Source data
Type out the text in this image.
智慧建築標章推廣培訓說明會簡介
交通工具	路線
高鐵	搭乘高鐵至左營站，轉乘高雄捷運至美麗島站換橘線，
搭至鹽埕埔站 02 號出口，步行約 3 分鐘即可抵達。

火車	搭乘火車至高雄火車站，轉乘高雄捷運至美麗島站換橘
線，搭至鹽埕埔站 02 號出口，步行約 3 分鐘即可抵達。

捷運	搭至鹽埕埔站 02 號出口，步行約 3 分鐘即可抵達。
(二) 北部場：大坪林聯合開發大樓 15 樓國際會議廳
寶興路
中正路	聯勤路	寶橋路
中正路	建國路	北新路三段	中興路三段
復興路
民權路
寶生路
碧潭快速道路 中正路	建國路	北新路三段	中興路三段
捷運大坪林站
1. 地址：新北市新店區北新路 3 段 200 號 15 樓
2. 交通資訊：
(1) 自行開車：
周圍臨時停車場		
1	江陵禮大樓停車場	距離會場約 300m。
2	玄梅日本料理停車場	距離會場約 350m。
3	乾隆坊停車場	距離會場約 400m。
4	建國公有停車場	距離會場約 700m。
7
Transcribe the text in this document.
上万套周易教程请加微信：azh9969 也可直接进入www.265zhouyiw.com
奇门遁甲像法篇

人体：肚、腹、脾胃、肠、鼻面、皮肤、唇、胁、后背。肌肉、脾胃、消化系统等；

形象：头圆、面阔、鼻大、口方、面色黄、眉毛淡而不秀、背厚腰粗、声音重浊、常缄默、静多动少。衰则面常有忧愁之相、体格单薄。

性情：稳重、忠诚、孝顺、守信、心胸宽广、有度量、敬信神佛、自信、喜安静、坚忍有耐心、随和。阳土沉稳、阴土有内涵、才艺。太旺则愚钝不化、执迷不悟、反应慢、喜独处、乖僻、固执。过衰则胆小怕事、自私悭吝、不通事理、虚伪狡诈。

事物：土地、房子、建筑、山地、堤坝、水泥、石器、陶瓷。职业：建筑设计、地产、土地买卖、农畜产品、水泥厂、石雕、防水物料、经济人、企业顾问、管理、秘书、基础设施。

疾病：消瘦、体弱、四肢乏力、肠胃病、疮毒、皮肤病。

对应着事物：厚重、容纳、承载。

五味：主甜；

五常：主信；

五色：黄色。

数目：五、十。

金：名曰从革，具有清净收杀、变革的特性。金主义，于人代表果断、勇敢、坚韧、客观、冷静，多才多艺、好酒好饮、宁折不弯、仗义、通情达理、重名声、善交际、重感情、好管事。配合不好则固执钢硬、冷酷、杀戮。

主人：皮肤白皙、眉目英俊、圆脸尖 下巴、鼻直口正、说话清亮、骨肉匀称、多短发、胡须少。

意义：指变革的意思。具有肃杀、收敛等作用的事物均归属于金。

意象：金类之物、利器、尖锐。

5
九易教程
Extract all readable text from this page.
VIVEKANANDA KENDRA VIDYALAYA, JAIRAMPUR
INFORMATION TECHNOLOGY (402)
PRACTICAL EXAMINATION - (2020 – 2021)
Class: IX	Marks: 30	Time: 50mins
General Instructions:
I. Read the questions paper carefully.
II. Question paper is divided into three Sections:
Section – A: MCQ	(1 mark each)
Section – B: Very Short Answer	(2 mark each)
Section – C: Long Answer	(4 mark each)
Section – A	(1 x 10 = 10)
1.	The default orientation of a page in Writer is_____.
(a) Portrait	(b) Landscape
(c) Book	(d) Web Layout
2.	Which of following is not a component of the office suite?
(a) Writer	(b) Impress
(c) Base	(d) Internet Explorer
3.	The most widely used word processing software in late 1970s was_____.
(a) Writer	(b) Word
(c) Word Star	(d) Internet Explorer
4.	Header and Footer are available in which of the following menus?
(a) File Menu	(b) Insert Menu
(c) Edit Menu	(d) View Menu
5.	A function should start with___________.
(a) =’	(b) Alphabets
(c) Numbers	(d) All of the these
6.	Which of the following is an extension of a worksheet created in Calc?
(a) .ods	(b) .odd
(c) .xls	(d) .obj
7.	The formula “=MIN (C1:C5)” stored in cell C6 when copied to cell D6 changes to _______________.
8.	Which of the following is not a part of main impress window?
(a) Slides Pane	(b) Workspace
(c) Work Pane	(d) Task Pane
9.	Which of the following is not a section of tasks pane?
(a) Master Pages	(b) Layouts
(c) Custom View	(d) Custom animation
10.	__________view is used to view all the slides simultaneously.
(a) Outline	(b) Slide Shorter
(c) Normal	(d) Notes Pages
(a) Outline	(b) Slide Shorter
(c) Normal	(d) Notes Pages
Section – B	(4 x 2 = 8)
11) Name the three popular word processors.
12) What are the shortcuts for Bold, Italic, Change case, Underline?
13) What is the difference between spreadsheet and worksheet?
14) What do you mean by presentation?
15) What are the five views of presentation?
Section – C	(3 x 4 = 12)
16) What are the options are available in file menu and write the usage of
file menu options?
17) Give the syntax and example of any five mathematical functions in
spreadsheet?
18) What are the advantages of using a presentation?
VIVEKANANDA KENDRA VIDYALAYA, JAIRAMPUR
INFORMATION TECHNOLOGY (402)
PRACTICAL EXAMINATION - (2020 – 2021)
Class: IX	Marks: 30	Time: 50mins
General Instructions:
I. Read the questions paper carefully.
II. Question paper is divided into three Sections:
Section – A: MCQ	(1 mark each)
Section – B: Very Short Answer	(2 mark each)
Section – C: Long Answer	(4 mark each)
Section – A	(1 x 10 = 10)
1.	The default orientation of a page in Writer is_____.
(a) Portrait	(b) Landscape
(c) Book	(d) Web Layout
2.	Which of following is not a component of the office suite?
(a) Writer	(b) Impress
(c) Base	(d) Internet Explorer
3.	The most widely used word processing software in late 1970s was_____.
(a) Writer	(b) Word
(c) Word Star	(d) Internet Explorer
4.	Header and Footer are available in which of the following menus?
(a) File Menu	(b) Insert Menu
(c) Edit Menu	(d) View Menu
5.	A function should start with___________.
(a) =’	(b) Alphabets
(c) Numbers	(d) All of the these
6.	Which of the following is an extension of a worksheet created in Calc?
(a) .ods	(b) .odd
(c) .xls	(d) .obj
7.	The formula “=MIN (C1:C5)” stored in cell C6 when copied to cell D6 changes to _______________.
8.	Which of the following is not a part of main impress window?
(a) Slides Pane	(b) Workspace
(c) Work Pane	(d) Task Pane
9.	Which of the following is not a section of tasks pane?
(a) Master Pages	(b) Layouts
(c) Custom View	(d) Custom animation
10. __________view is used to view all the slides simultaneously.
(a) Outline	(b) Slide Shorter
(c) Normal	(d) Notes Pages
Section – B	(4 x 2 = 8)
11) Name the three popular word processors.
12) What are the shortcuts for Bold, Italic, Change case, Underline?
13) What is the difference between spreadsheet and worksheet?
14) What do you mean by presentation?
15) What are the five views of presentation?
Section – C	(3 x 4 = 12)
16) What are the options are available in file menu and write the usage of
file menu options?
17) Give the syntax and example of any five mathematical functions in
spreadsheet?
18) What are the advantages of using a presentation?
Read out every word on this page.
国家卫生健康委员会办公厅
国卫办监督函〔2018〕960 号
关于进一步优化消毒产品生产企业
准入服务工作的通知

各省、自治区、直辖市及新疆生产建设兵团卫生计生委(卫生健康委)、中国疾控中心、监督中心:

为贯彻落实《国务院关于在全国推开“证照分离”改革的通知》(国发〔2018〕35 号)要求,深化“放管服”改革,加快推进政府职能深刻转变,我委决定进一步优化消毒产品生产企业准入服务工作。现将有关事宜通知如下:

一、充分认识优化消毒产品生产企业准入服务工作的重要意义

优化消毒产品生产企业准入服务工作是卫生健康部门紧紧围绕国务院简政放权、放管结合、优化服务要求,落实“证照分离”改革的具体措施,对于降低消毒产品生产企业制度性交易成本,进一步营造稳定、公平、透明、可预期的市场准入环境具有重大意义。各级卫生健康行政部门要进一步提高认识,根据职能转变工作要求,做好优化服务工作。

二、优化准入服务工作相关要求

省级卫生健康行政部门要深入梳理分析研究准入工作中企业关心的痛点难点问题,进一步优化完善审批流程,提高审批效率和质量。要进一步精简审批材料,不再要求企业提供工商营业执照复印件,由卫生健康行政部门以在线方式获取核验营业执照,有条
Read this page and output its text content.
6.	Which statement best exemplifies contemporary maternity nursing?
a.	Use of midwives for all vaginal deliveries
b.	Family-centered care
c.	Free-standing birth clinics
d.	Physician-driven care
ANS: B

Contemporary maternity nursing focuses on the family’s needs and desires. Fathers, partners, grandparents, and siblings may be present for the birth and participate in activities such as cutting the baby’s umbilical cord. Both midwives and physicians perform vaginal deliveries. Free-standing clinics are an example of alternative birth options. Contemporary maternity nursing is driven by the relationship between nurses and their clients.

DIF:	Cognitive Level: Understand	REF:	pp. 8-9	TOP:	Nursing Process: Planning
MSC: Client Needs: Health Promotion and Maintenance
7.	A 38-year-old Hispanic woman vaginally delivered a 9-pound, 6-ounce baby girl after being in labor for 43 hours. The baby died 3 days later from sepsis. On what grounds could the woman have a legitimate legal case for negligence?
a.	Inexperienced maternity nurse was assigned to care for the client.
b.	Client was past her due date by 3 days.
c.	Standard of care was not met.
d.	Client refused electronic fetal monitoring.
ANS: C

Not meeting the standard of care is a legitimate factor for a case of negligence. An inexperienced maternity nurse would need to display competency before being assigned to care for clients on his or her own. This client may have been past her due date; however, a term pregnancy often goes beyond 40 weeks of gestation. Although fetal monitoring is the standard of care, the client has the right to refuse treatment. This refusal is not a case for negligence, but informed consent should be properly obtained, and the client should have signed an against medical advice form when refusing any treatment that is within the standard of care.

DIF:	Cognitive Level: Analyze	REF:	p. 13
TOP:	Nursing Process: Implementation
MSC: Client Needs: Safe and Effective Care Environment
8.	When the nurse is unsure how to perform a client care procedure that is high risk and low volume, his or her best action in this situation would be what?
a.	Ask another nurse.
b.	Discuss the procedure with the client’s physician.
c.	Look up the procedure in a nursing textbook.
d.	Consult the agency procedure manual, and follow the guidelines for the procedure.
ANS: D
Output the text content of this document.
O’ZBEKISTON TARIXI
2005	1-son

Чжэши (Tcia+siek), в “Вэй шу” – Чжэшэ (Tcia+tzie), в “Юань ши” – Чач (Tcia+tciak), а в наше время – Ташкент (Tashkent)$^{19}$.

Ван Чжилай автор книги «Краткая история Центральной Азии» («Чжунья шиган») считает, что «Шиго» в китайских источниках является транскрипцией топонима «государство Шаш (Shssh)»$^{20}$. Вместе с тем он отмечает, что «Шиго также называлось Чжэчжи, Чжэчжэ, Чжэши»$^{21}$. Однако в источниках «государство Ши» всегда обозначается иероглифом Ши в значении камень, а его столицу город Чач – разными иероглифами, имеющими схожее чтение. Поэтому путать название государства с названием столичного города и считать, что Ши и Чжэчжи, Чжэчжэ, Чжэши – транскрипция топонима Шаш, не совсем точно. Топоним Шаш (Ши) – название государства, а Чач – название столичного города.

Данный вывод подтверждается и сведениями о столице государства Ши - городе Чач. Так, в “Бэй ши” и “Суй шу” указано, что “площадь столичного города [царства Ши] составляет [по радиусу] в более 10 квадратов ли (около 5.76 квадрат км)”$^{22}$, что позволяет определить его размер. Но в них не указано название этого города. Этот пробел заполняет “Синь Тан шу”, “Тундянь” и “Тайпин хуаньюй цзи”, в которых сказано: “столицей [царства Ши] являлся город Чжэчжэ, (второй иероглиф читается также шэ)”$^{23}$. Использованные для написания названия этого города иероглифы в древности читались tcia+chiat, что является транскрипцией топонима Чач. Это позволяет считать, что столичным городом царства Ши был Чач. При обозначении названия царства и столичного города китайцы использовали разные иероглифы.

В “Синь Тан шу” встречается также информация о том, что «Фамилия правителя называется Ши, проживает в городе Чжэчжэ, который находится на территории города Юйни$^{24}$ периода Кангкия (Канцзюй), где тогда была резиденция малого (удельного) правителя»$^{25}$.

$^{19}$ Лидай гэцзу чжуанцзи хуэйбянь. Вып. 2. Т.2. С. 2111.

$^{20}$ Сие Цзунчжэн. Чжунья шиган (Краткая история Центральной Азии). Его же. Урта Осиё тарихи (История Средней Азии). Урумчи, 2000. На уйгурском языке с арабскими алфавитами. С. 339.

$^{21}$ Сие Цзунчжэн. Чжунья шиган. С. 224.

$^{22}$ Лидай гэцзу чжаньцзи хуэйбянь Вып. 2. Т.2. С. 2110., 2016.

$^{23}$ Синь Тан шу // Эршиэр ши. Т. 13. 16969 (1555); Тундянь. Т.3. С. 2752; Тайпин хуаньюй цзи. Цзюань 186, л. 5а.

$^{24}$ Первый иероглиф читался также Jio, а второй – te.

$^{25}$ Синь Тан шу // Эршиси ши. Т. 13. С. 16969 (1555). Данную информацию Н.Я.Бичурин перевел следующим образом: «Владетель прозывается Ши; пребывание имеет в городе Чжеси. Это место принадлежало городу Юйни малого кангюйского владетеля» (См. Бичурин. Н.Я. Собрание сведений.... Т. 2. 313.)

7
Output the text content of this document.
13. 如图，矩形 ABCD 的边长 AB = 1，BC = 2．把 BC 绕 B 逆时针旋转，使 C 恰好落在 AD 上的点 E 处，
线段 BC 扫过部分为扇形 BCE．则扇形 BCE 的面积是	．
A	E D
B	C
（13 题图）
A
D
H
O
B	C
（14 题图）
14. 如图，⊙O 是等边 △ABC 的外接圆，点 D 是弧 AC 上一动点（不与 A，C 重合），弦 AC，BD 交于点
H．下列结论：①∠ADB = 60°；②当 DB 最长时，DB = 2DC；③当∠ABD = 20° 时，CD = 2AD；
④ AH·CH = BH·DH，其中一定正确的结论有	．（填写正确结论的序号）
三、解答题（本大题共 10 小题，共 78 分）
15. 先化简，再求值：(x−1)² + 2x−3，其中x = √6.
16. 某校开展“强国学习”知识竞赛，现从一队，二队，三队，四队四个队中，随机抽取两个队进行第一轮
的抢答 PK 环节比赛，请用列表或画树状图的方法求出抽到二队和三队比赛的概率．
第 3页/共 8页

> Set exercise
All lines above containing the string "距離會場約" are to be collected.

> Exercise answer
1	江陵禮大樓停車場	距離會場約 300m。
2	玄梅日本料理停車場	距離會場約 350m。
3	乾隆坊停車場	距離會場約 400m。
4	建國公有停車場	距離會場約 700m。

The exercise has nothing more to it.